*** Material provided

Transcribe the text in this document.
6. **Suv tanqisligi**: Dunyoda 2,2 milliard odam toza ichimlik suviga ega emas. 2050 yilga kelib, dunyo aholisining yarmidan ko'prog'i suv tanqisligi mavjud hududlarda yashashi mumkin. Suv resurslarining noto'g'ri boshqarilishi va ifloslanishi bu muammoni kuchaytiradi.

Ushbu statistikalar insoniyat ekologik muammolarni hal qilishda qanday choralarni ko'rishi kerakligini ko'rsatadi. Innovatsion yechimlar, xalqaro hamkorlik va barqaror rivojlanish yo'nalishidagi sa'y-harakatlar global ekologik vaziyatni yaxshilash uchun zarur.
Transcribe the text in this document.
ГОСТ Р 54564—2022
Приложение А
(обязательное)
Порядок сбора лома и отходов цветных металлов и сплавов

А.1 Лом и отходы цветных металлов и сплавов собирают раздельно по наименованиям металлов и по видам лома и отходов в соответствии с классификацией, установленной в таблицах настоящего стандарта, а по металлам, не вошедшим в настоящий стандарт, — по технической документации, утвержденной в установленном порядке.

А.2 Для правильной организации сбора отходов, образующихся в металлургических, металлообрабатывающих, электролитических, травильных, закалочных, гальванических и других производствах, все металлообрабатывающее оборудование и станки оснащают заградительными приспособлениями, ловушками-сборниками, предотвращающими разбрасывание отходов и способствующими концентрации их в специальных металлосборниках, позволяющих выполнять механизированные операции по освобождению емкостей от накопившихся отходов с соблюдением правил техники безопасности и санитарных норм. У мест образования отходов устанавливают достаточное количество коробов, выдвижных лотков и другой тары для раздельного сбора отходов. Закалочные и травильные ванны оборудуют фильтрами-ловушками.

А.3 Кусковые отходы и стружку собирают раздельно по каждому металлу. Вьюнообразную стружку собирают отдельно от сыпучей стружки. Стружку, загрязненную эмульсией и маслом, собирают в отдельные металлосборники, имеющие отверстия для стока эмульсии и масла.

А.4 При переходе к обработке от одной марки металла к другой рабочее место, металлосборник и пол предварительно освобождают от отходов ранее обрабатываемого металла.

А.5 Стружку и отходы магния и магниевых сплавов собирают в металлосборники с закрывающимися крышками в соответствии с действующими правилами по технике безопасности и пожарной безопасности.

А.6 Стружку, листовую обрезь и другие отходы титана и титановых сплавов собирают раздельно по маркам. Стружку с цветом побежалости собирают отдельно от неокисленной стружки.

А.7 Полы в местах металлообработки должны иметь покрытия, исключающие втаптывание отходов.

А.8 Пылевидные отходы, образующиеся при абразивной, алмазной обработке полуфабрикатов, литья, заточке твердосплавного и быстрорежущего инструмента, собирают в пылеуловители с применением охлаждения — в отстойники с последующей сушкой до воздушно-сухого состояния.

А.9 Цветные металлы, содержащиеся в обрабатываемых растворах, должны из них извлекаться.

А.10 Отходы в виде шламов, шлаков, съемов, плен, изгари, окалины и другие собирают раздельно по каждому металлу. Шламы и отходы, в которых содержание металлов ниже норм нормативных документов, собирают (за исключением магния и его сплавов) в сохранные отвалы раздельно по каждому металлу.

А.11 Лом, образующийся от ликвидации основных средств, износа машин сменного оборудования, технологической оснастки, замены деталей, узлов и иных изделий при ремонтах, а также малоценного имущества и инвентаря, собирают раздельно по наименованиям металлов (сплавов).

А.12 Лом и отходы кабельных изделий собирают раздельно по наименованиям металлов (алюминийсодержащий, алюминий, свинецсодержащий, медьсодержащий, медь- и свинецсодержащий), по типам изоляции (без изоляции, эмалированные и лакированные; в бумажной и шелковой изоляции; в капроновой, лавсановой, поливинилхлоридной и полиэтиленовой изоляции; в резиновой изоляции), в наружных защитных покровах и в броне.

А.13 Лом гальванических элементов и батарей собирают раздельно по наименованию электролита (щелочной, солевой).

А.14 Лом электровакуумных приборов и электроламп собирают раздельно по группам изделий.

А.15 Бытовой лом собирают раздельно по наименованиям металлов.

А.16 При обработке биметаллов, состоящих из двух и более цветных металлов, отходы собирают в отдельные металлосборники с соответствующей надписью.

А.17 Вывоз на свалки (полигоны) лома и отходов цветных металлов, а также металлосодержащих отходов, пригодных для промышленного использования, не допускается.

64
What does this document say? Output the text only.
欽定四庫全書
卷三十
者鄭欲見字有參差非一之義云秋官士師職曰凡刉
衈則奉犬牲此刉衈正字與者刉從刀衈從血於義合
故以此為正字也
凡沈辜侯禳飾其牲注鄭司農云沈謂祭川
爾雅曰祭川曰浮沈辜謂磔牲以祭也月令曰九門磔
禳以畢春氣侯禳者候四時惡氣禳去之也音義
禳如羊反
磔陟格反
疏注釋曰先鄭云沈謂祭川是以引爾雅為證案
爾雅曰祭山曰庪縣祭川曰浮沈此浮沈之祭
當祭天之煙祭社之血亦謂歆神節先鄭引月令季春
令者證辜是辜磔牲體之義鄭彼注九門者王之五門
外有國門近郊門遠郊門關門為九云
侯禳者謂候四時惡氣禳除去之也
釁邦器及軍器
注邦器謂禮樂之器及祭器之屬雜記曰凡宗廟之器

******

_To be done_
Reproduce all of the entries word for word.

_Complete output_
Transcribe the text in this document.
6. **Suv tanqisligi**: Dunyoda 2,2 milliard odam toza ichimlik suviga ega emas. 2050 yilga kelib, dunyo aholisining yarmidan ko'prog'i suv tanqisligi mavjud hududlarda yashashi mumkin. Suv resurslarining noto'g'ri boshqarilishi va ifloslanishi bu muammoni kuchaytiradi.

Ushbu statistikalar insoniyat ekologik muammolarni hal qilishda qanday choralarni ko'rishi kerakligini ko'rsatadi. Innovatsion yechimlar, xalqaro hamkorlik va barqaror rivojlanish yo'nalishidagi sa'y-harakatlar global ekologik vaziyatni yaxshilash uchun zarur.
Transcribe the text in this document.
ГОСТ Р 54564—2022
Приложение А
(обязательное)
Порядок сбора лома и отходов цветных металлов и сплавов

А.1 Лом и отходы цветных металлов и сплавов собирают раздельно по наименованиям металлов и по видам лома и отходов в соответствии с классификацией, установленной в таблицах настоящего стандарта, а по металлам, не вошедшим в настоящий стандарт, — по технической документации, утвержденной в установленном порядке.

А.2 Для правильной организации сбора отходов, образующихся в металлургических, металлообрабатывающих, электролитических, травильных, закалочных, гальванических и других производствах, все металлообрабатывающее оборудование и станки оснащают заградительными приспособлениями, ловушками-сборниками, предотвращающими разбрасывание отходов и способствующими концентрации их в специальных металлосборниках, позволяющих выполнять механизированные операции по освобождению емкостей от накопившихся отходов с соблюдением правил техники безопасности и санитарных норм. У мест образования отходов устанавливают достаточное количество коробов, выдвижных лотков и другой тары для раздельного сбора отходов. Закалочные и травильные ванны оборудуют фильтрами-ловушками.

А.3 Кусковые отходы и стружку собирают раздельно по каждому металлу. Вьюнообразную стружку собирают отдельно от сыпучей стружки. Стружку, загрязненную эмульсией и маслом, собирают в отдельные металлосборники, имеющие отверстия для стока эмульсии и масла.

А.4 При переходе к обработке от одной марки металла к другой рабочее место, металлосборник и пол предварительно освобождают от отходов ранее обрабатываемого металла.

А.5 Стружку и отходы магния и магниевых сплавов собирают в металлосборники с закрывающимися крышками в соответствии с действующими правилами по технике безопасности и пожарной безопасности.

А.6 Стружку, листовую обрезь и другие отходы титана и титановых сплавов собирают раздельно по маркам. Стружку с цветом побежалости собирают отдельно от неокисленной стружки.

А.7 Полы в местах металлообработки должны иметь покрытия, исключающие втаптывание отходов.

А.8 Пылевидные отходы, образующиеся при абразивной, алмазной обработке полуфабрикатов, литья, заточке твердосплавного и быстрорежущего инструмента, собирают в пылеуловители с применением охлаждения — в отстойники с последующей сушкой до воздушно-сухого состояния.

А.9 Цветные металлы, содержащиеся в обрабатываемых растворах, должны из них извлекаться.

А.10 Отходы в виде шламов, шлаков, съемов, плен, изгари, окалины и другие собирают раздельно по каждому металлу. Шламы и отходы, в которых содержание металлов ниже норм нормативных документов, собирают (за исключением магния и его сплавов) в сохранные отвалы раздельно по каждому металлу.

А.11 Лом, образующийся от ликвидации основных средств, износа машин сменного оборудования, технологической оснастки, замены деталей, узлов и иных изделий при ремонтах, а также малоценного имущества и инвентаря, собирают раздельно по наименованиям металлов (сплавов).

А.12 Лом и отходы кабельных изделий собирают раздельно по наименованиям металлов (алюминийсодержащий, алюминий, свинецсодержащий, медьсодержащий, медь- и свинецсодержащий), по типам изоляции (без изоляции, эмалированные и лакированные; в бумажной и шелковой изоляции; в капроновой, лавсановой, поливинилхлоридной и полиэтиленовой изоляции; в резиновой изоляции), в наружных защитных покровах и в броне.

А.13 Лом гальванических элементов и батарей собирают раздельно по наименованию электролита (щелочной, солевой).

А.14 Лом электровакуумных приборов и электроламп собирают раздельно по группам изделий.

А.15 Бытовой лом собирают раздельно по наименованиям металлов.

А.16 При обработке биметаллов, состоящих из двух и более цветных металлов, отходы собирают в отдельные металлосборники с соответствующей надписью.

А.17 Вывоз на свалки (полигоны) лома и отходов цветных металлов, а также металлосодержащих отходов, пригодных для промышленного использования, не допускается.

64
What does this document say? Output the text only.
欽定四庫全書
卷三十
者鄭欲見字有參差非一之義云秋官士師職曰凡刉
衈則奉犬牲此刉衈正字與者刉從刀衈從血於義合
故以此為正字也
凡沈辜侯禳飾其牲注鄭司農云沈謂祭川
爾雅曰祭川曰浮沈辜謂磔牲以祭也月令曰九門磔
禳以畢春氣侯禳者候四時惡氣禳去之也音義
禳如羊反
磔陟格反
疏注釋曰先鄭云沈謂祭川是以引爾雅為證案
爾雅曰祭山曰庪縣祭川曰浮沈此浮沈之祭
當祭天之煙祭社之血亦謂歆神節先鄭引月令季春
令者證辜是辜磔牲體之義鄭彼注九門者王之五門
外有國門近郊門遠郊門關門為九云
侯禳者謂候四時惡氣禳除去之也
釁邦器及軍器
注邦器謂禮樂之器及祭器之屬雜記曰凡宗廟之器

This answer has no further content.